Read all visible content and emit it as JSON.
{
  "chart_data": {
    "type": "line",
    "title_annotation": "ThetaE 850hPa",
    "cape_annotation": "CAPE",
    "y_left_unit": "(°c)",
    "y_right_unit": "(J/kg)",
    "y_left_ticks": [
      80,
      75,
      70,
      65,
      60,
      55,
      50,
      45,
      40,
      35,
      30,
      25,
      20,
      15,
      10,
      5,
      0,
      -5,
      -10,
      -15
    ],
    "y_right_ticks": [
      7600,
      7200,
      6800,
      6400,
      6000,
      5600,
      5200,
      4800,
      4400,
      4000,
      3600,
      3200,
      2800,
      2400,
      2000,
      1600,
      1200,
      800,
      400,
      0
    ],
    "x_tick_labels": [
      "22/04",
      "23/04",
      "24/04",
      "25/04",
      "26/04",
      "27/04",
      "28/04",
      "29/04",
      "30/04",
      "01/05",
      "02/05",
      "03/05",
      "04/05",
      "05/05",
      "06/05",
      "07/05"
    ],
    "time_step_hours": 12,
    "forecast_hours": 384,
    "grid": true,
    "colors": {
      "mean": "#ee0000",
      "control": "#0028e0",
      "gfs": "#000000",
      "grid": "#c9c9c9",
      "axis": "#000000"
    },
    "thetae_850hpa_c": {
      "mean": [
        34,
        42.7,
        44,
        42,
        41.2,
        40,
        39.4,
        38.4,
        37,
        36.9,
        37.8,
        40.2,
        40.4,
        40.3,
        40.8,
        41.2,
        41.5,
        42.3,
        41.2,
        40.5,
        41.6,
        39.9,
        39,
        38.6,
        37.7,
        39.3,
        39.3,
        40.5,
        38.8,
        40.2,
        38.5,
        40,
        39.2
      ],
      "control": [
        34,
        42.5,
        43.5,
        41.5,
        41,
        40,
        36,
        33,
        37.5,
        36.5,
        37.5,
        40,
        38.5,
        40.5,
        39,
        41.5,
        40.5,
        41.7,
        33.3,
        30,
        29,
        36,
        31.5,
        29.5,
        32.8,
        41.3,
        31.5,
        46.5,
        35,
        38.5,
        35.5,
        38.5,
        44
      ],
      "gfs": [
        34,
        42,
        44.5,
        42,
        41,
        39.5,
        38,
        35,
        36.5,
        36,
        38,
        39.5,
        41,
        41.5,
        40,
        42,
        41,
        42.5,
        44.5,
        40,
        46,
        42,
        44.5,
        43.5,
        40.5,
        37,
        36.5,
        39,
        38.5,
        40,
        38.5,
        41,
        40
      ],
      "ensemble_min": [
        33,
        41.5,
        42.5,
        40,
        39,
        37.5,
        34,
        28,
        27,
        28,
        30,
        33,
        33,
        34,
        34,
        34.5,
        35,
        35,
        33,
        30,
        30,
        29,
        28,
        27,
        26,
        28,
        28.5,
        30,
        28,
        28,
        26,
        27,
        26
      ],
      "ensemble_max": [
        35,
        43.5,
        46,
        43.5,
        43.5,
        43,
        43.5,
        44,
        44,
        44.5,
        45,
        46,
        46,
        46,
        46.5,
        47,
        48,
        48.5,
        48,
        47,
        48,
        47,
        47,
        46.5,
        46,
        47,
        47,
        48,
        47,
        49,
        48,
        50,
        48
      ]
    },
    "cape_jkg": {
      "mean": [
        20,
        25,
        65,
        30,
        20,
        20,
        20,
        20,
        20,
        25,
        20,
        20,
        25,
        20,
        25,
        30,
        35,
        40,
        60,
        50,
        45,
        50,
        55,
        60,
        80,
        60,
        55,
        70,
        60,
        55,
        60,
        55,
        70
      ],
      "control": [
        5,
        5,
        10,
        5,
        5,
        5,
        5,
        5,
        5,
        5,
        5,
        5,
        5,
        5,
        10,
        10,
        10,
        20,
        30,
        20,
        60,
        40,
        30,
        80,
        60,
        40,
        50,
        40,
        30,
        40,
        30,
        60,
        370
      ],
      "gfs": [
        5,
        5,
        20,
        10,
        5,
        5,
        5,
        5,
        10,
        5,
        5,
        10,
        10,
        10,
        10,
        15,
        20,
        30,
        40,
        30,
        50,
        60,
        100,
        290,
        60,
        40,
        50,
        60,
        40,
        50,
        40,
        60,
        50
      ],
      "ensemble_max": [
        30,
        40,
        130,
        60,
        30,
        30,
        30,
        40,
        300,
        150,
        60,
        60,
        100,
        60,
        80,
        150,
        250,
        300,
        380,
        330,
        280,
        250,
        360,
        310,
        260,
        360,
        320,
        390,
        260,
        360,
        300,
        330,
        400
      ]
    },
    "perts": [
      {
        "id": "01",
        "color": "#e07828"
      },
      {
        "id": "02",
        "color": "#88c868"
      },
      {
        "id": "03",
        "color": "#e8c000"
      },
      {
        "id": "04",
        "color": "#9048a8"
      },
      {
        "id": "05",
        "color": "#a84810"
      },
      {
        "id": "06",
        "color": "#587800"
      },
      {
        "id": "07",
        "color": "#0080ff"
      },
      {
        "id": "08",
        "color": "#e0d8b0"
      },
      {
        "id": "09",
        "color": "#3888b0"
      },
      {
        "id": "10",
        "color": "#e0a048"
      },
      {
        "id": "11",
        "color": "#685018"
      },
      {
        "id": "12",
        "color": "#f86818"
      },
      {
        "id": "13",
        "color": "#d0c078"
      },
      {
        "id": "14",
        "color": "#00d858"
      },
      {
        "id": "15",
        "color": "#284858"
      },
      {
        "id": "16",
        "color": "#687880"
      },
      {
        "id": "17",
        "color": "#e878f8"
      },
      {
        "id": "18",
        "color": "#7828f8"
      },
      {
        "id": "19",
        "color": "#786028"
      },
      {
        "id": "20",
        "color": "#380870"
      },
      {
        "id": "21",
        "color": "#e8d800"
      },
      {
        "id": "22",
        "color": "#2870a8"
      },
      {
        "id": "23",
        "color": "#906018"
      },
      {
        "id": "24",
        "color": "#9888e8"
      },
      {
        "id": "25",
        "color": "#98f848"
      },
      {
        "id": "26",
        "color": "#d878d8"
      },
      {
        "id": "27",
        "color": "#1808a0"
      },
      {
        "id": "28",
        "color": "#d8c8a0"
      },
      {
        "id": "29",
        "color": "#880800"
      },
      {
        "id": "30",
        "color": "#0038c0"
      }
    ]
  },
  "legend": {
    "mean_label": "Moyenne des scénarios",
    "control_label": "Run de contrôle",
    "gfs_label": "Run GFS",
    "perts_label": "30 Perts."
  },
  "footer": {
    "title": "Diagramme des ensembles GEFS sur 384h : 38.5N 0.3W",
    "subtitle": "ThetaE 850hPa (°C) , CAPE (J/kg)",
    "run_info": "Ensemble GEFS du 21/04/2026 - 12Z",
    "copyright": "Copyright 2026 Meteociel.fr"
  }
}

## Exercise aim
Output every record above exactly as it appears.

## Result of this exercise
Read all visible content and emit it as JSON.
{
  "chart_data": {
    "type": "line",
    "title_annotation": "ThetaE 850hPa",
    "cape_annotation": "CAPE",
    "y_left_unit": "(°c)",
    "y_right_unit": "(J/kg)",
    "y_left_ticks": [
      80,
      75,
      70,
      65,
      60,
      55,
      50,
      45,
      40,
      35,
      30,
      25,
      20,
      15,
      10,
      5,
      0,
      -5,
      -10,
      -15
    ],
    "y_right_ticks": [
      7600,
      7200,
      6800,
      6400,
      6000,
      5600,
      5200,
      4800,
      4400,
      4000,
      3600,
      3200,
      2800,
      2400,
      2000,
      1600,
      1200,
      800,
      400,
      0
    ],
    "x_tick_labels": [
      "22/04",
      "23/04",
      "24/04",
      "25/04",
      "26/04",
      "27/04",
      "28/04",
      "29/04",
      "30/04",
      "01/05",
      "02/05",
      "03/05",
      "04/05",
      "05/05",
      "06/05",
      "07/05"
    ],
    "time_step_hours": 12,
    "forecast_hours": 384,
    "grid": true,
    "colors": {
      "mean": "#ee0000",
      "control": "#0028e0",
      "gfs": "#000000",
      "grid": "#c9c9c9",
      "axis": "#000000"
    },
    "thetae_850hpa_c": {
      "mean": [
        34,
        42.7,
        44,
        42,
        41.2,
        40,
        39.4,
        38.4,
        37,
        36.9,
        37.8,
        40.2,
        40.4,
        40.3,
        40.8,
        41.2,
        41.5,
        42.3,
        41.2,
        40.5,
        41.6,
        39.9,
        39,
        38.6,
        37.7,
        39.3,
        39.3,
        40.5,
        38.8,
        40.2,
        38.5,
        40,
        39.2
      ],
      "control": [
        34,
        42.5,
        43.5,
        41.5,
        41,
        40,
        36,
        33,
        37.5,
        36.5,
        37.5,
        40,
        38.5,
        40.5,
        39,
        41.5,
        40.5,
        41.7,
        33.3,
        30,
        29,
        36,
        31.5,
        29.5,
        32.8,
        41.3,
        31.5,
        46.5,
        35,
        38.5,
        35.5,
        38.5,
        44
      ],
      "gfs": [
        34,
        42,
        44.5,
        42,
        41,
        39.5,
        38,
        35,
        36.5,
        36,
        38,
        39.5,
        41,
        41.5,
        40,
        42,
        41,
        42.5,
        44.5,
        40,
        46,
        42,
        44.5,
        43.5,
        40.5,
        37,
        36.5,
        39,
        38.5,
        40,
        38.5,
        41,
        40
      ],
      "ensemble_min": [
        33,
        41.5,
        42.5,
        40,
        39,
        37.5,
        34,
        28,
        27,
        28,
        30,
        33,
        33,
        34,
        34,
        34.5,
        35,
        35,
        33,
        30,
        30,
        29,
        28,
        27,
        26,
        28,
        28.5,
        30,
        28,
        28,
        26,
        27,
        26
      ],
      "ensemble_max": [
        35,
        43.5,
        46,
        43.5,
        43.5,
        43,
        43.5,
        44,
        44,
        44.5,
        45,
        46,
        46,
        46,
        46.5,
        47,
        48,
        48.5,
        48,
        47,
        48,
        47,
        47,
        46.5,
        46,
        47,
        47,
        48,
        47,
        49,
        48,
        50,
        48
      ]
    },
    "cape_jkg": {
      "mean": [
        20,
        25,
        65,
        30,
        20,
        20,
        20,
        20,
        20,
        25,
        20,
        20,
        25,
        20,
        25,
        30,
        35,
        40,
        60,
        50,
        45,
        50,
        55,
        60,
        80,
        60,
        55,
        70,
        60,
        55,
        60,
        55,
        70
      ],
      "control": [
        5,
        5,
        10,
        5,
        5,
        5,
        5,
        5,
        5,
        5,
        5,
        5,
        5,
        5,
        10,
        10,
        10,
        20,
        30,
        20,
        60,
        40,
        30,
        80,
        60,
        40,
        50,
        40,
        30,
        40,
        30,
        60,
        370
      ],
      "gfs": [
        5,
        5,
        20,
        10,
        5,
        5,
        5,
        5,
        10,
        5,
        5,
        10,
        10,
        10,
        10,
        15,
        20,
        30,
        40,
        30,
        50,
        60,
        100,
        290,
        60,
        40,
        50,
        60,
        40,
        50,
        40,
        60,
        50
      ],
      "ensemble_max": [
        30,
        40,
        130,
        60,
        30,
        30,
        30,
        40,
        300,
        150,
        60,
        60,
        100,
        60,
        80,
        150,
        250,
        300,
        380,
        330,
        280,
        250,
        360,
        310,
        260,
        360,
        320,
        390,
        260,
        360,
        300,
        330,
        400
      ]
    },
    "perts": [
      {
        "id": "01",
        "color": "#e07828"
      },
      {
        "id": "02",
        "color": "#88c868"
      },
      {
        "id": "03",
        "color": "#e8c000"
      },
      {
        "id": "04",
        "color": "#9048a8"
      },
      {
        "id": "05",
        "color": "#a84810"
      },
      {
        "id": "06",
        "color": "#587800"
      },
      {
        "id": "07",
        "color": "#0080ff"
      },
      {
        "id": "08",
        "color": "#e0d8b0"
      },
      {
        "id": "09",
        "color": "#3888b0"
      },
      {
        "id": "10",
        "color": "#e0a048"
      },
      {
        "id": "11",
        "color": "#685018"
      },
      {
        "id": "12",
        "color": "#f86818"
      },
      {
        "id": "13",
        "color": "#d0c078"
      },
      {
        "id": "14",
        "color": "#00d858"
      },
      {
        "id": "15",
        "color": "#284858"
      },
      {
        "id": "16",
        "color": "#687880"
      },
      {
        "id": "17",
        "color": "#e878f8"
      },
      {
        "id": "18",
        "color": "#7828f8"
      },
      {
        "id": "19",
        "color": "#786028"
      },
      {
        "id": "20",
        "color": "#380870"
      },
      {
        "id": "21",
        "color": "#e8d800"
      },
      {
        "id": "22",
        "color": "#2870a8"
      },
      {
        "id": "23",
        "color": "#906018"
      },
      {
        "id": "24",
        "color": "#9888e8"
      },
      {
        "id": "25",
        "color": "#98f848"
      },
      {
        "id": "26",
        "color": "#d878d8"
      },
      {
        "id": "27",
        "color": "#1808a0"
      },
      {
        "id": "28",
        "color": "#d8c8a0"
      },
      {
        "id": "29",
        "color": "#880800"
      },
      {
        "id": "30",
        "color": "#0038c0"
      }
    ]
  },
  "legend": {
    "mean_label": "Moyenne des scénarios",
    "control_label": "Run de contrôle",
    "gfs_label": "Run GFS",
    "perts_label": "30 Perts."
  },
  "footer": {
    "title": "Diagramme des ensembles GEFS sur 384h : 38.5N 0.3W",
    "subtitle": "ThetaE 850hPa (°C) , CAPE (J/kg)",
    "run_info": "Ensemble GEFS du 21/04/2026 - 12Z",
    "copyright": "Copyright 2026 Meteociel.fr"
  }
}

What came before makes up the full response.